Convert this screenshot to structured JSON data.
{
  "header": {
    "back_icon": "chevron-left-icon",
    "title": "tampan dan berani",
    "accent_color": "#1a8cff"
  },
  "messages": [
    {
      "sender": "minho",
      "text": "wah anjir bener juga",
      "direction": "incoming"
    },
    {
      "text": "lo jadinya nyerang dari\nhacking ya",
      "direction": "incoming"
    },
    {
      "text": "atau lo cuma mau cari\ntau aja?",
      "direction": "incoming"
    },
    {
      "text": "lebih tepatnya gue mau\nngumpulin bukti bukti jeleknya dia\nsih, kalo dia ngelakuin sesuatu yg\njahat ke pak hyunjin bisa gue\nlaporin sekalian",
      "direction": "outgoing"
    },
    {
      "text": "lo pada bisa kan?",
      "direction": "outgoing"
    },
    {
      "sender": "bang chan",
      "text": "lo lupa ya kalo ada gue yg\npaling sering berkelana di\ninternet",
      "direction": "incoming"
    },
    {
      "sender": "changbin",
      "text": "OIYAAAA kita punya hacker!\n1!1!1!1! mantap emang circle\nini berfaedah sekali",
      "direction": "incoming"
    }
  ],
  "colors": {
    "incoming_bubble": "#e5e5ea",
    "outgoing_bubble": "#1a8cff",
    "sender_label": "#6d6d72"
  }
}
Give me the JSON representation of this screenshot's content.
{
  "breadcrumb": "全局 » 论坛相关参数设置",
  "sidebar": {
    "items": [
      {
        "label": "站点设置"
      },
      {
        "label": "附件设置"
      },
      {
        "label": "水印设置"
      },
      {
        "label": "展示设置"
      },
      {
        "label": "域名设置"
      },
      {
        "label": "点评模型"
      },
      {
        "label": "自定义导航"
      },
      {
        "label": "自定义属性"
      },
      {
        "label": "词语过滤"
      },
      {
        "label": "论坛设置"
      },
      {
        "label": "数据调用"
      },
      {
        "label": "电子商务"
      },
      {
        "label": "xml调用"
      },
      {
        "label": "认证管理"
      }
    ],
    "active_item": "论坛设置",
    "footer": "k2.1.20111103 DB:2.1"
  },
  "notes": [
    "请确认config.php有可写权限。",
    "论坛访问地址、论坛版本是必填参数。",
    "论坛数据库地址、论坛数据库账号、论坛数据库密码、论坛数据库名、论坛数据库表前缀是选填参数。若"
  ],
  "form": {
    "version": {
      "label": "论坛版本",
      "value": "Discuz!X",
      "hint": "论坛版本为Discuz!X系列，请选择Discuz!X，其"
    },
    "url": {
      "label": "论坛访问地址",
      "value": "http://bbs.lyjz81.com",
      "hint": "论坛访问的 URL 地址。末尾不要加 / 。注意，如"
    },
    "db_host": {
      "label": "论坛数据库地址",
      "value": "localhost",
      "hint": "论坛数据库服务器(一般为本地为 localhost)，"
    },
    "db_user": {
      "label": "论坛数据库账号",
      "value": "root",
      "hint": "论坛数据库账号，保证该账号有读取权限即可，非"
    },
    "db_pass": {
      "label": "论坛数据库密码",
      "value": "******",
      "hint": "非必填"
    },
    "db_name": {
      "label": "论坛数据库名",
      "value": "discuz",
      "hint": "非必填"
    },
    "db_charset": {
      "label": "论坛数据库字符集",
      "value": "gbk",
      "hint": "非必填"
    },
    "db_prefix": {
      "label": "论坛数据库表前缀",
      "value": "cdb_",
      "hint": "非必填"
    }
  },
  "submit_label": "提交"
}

────────────────

• _TASK BRIEF_
Where a line in the entries holds "论坛数据库名", copy that line.

• _FINISHED TASK_
    "论坛数据库地址、论坛数据库账号、论坛数据库密码、论坛数据库名、论坛数据库表前缀是选填参数。若"
      "label": "论坛数据库名",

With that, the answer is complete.